**Exercise aim**: Reproduce verbatim the lines of the listing below, beginning with the line that contains "Text: 3: 3 [119,224,125,233]" and ending with the line that contains "Bar [273,37,299,69]", both included.

**Source material**:
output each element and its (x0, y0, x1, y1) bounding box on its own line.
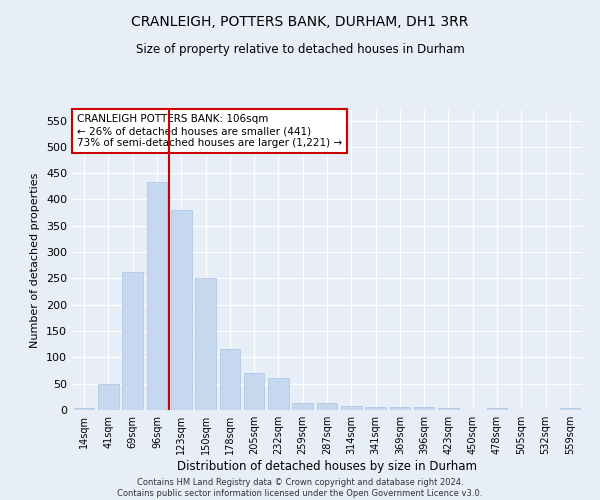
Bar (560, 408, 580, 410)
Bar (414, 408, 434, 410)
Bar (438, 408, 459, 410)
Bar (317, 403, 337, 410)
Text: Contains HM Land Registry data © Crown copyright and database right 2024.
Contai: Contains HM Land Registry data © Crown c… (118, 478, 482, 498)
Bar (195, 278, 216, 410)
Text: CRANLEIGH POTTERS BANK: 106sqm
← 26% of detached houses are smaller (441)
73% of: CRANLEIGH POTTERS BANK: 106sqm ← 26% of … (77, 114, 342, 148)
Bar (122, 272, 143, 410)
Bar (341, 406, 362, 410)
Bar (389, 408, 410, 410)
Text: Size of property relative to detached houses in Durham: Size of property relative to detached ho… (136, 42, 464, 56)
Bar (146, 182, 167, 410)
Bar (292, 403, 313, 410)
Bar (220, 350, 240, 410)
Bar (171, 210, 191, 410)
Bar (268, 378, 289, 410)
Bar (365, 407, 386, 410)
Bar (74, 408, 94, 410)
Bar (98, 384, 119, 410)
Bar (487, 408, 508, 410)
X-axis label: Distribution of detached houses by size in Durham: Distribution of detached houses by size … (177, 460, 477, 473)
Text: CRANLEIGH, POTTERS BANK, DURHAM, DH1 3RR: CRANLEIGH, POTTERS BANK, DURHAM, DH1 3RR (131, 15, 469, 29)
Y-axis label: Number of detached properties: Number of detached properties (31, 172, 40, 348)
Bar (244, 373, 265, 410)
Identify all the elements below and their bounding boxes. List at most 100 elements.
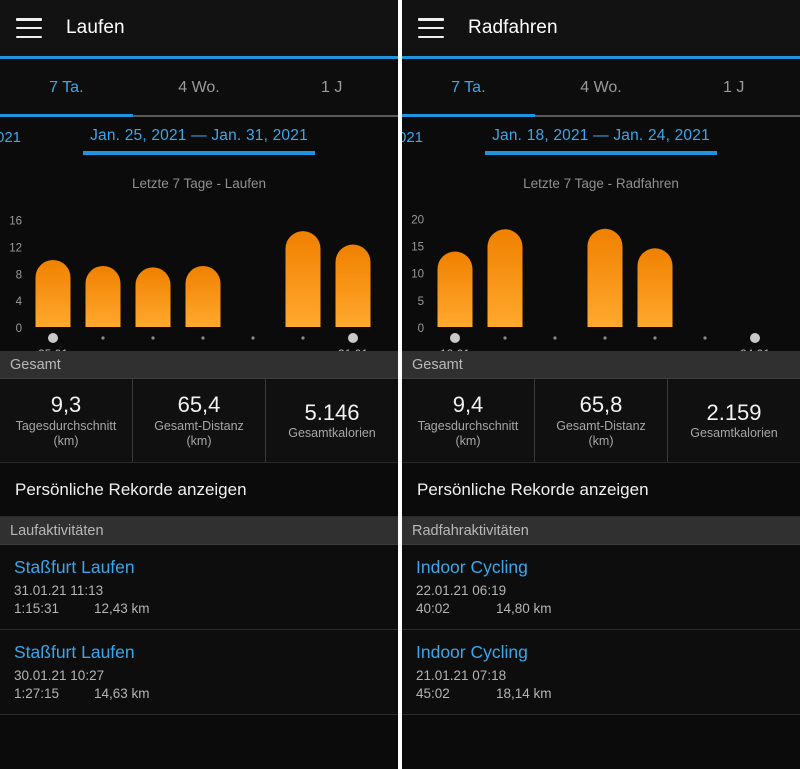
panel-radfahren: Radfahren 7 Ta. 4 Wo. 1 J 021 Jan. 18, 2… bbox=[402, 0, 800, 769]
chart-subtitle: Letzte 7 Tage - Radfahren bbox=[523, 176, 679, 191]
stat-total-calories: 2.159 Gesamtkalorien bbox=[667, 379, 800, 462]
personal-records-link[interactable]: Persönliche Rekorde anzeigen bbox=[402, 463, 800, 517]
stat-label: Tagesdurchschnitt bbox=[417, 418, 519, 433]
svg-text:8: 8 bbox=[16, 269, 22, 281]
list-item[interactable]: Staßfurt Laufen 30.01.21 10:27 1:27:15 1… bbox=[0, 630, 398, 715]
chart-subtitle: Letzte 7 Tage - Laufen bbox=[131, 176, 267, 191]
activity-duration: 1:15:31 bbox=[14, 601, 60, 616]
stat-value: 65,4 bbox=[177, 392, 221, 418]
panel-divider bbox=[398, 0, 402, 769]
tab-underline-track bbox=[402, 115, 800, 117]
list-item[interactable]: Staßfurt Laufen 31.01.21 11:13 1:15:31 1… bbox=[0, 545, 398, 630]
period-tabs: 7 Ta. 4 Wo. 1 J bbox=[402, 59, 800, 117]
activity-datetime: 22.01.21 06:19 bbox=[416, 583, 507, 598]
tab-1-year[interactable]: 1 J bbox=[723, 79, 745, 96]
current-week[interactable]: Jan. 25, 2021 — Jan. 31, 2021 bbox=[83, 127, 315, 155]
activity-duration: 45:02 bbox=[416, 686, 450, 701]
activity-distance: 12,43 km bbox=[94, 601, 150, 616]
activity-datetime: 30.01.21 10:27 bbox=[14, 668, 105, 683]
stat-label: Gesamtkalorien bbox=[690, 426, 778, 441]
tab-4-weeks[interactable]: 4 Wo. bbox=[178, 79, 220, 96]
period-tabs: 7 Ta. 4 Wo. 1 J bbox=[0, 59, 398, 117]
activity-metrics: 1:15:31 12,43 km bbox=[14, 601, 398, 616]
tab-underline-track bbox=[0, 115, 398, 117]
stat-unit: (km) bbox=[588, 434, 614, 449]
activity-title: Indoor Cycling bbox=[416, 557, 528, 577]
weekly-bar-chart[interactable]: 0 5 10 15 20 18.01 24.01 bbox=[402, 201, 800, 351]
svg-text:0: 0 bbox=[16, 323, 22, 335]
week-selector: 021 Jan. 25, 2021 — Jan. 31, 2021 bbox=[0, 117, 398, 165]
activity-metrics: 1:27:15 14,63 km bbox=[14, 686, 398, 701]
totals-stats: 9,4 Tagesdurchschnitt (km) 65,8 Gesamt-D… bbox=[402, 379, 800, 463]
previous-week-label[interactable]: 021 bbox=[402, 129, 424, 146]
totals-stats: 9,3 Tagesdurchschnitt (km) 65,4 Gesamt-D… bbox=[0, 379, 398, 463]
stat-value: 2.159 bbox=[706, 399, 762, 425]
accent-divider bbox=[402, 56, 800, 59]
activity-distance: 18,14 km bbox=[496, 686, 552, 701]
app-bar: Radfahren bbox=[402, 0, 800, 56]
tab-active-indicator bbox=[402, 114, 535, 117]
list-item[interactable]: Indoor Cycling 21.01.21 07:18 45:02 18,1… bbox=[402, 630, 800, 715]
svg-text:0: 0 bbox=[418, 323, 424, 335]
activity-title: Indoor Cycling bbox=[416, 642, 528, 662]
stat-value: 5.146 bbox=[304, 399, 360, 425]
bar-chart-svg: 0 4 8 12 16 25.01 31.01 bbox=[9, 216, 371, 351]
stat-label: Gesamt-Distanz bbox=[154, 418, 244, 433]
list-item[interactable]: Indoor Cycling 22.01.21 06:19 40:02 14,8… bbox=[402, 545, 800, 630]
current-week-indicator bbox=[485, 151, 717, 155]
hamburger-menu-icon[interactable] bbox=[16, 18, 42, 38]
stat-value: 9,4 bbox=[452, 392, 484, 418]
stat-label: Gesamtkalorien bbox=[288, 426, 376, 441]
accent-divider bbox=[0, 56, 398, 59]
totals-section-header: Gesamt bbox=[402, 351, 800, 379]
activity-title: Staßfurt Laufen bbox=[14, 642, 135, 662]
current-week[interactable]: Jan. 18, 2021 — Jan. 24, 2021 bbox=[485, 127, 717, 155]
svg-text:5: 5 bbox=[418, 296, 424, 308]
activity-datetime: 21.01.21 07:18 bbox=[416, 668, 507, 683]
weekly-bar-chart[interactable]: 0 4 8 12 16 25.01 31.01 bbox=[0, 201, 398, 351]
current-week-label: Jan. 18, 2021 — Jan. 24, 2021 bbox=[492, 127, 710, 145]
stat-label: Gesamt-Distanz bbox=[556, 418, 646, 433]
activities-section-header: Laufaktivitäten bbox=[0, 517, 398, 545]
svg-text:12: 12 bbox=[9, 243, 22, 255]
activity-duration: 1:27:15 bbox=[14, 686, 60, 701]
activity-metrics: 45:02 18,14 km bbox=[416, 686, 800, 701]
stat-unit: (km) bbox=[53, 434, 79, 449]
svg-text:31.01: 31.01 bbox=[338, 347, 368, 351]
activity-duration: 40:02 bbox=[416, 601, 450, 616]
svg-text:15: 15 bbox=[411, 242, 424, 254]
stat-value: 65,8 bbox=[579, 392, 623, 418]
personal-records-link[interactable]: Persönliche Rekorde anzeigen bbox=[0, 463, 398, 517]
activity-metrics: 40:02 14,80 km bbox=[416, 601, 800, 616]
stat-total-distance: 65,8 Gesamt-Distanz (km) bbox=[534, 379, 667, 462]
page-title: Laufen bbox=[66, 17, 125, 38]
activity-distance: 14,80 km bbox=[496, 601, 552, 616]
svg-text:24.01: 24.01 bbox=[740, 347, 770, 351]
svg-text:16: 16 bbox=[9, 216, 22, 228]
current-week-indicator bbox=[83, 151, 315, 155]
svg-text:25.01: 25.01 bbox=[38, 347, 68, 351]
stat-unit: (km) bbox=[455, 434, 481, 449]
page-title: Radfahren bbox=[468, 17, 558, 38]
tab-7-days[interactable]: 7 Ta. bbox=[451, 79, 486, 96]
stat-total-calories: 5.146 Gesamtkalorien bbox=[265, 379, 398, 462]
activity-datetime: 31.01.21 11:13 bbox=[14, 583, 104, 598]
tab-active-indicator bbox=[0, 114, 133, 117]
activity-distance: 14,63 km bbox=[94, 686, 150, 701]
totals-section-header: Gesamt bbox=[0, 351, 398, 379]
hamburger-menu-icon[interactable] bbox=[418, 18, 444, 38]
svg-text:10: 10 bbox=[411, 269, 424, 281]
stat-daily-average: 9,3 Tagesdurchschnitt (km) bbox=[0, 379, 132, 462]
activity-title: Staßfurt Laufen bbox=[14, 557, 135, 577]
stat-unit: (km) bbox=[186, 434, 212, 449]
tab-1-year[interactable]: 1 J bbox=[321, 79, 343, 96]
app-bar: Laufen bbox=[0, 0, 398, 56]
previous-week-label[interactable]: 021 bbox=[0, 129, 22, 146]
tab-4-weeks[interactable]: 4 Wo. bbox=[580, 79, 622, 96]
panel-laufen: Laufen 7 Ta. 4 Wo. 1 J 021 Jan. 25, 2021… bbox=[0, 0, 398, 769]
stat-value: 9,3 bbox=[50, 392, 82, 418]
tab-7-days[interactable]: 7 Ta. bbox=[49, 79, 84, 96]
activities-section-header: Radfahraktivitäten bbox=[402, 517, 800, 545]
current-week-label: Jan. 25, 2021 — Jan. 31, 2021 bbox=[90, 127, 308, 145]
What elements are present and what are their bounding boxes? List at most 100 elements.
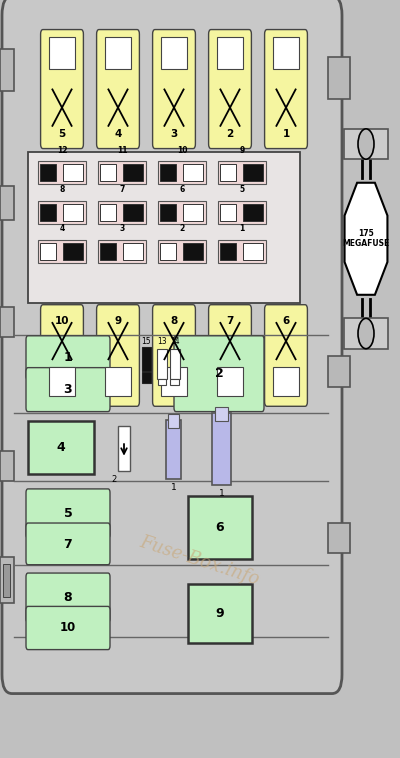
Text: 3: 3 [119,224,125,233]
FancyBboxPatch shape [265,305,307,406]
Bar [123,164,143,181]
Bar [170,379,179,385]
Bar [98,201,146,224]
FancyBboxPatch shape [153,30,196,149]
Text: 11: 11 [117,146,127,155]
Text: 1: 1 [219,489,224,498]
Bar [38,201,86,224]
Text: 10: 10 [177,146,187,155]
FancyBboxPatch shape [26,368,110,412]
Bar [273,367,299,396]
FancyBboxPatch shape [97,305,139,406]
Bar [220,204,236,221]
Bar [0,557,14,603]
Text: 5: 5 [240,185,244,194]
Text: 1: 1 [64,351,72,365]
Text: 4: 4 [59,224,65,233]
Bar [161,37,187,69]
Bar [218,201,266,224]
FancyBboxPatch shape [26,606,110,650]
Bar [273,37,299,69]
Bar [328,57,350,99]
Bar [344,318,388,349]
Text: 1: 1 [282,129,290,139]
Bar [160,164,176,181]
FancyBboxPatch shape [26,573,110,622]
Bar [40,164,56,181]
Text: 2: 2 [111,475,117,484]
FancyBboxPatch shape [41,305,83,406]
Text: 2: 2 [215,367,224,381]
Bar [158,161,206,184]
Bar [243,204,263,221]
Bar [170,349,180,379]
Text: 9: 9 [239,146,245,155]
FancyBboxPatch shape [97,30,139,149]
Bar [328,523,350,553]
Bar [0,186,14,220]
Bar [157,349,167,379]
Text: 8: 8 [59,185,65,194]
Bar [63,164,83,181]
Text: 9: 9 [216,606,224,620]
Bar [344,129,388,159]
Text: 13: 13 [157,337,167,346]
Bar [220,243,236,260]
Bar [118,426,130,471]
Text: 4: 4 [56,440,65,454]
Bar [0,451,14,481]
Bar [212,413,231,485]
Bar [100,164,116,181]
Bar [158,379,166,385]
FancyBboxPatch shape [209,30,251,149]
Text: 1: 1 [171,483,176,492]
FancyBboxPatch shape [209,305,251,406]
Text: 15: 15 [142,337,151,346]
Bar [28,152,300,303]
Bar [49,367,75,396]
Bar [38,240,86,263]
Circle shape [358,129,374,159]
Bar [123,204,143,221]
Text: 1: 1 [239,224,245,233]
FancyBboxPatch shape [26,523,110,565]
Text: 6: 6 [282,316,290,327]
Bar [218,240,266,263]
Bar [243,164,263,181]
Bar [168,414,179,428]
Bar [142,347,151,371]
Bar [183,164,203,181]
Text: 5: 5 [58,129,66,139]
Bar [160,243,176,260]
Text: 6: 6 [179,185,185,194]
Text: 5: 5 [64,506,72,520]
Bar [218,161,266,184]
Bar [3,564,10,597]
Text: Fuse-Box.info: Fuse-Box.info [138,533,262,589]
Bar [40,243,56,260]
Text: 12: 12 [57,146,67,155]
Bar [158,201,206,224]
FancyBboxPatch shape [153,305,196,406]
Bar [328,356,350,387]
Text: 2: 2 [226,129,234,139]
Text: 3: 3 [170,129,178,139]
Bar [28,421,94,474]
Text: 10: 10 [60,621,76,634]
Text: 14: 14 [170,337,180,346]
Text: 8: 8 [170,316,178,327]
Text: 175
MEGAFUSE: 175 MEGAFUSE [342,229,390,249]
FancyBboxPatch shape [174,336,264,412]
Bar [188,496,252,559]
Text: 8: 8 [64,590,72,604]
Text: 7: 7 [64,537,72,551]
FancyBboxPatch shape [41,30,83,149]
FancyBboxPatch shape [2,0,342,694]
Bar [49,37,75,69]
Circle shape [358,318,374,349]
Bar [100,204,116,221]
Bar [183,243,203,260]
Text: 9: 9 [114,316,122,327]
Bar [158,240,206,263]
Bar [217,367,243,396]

**Result for this task**:
Text: 3: 3 [119,224,125,233]
FancyBboxPatch shape [265,305,307,406]
Bar [123,164,143,181]
Bar [170,379,179,385]
Bar [98,201,146,224]
FancyBboxPatch shape [153,30,196,149]
Text: 11: 11 [117,146,127,155]
Text: 1: 1 [219,489,224,498]
Bar [38,201,86,224]
Text: 10: 10 [177,146,187,155]
FancyBboxPatch shape [26,368,110,412]
Bar [273,367,299,396]
FancyBboxPatch shape [97,305,139,406]
Bar [220,204,236,221]
Bar [0,557,14,603]
Text: 5: 5 [240,185,244,194]
Text: 1: 1 [64,351,72,365]
Text: 4: 4 [59,224,65,233]
Bar [161,37,187,69]
Bar [218,201,266,224]
FancyBboxPatch shape [26,606,110,650]
Bar [273,37,299,69]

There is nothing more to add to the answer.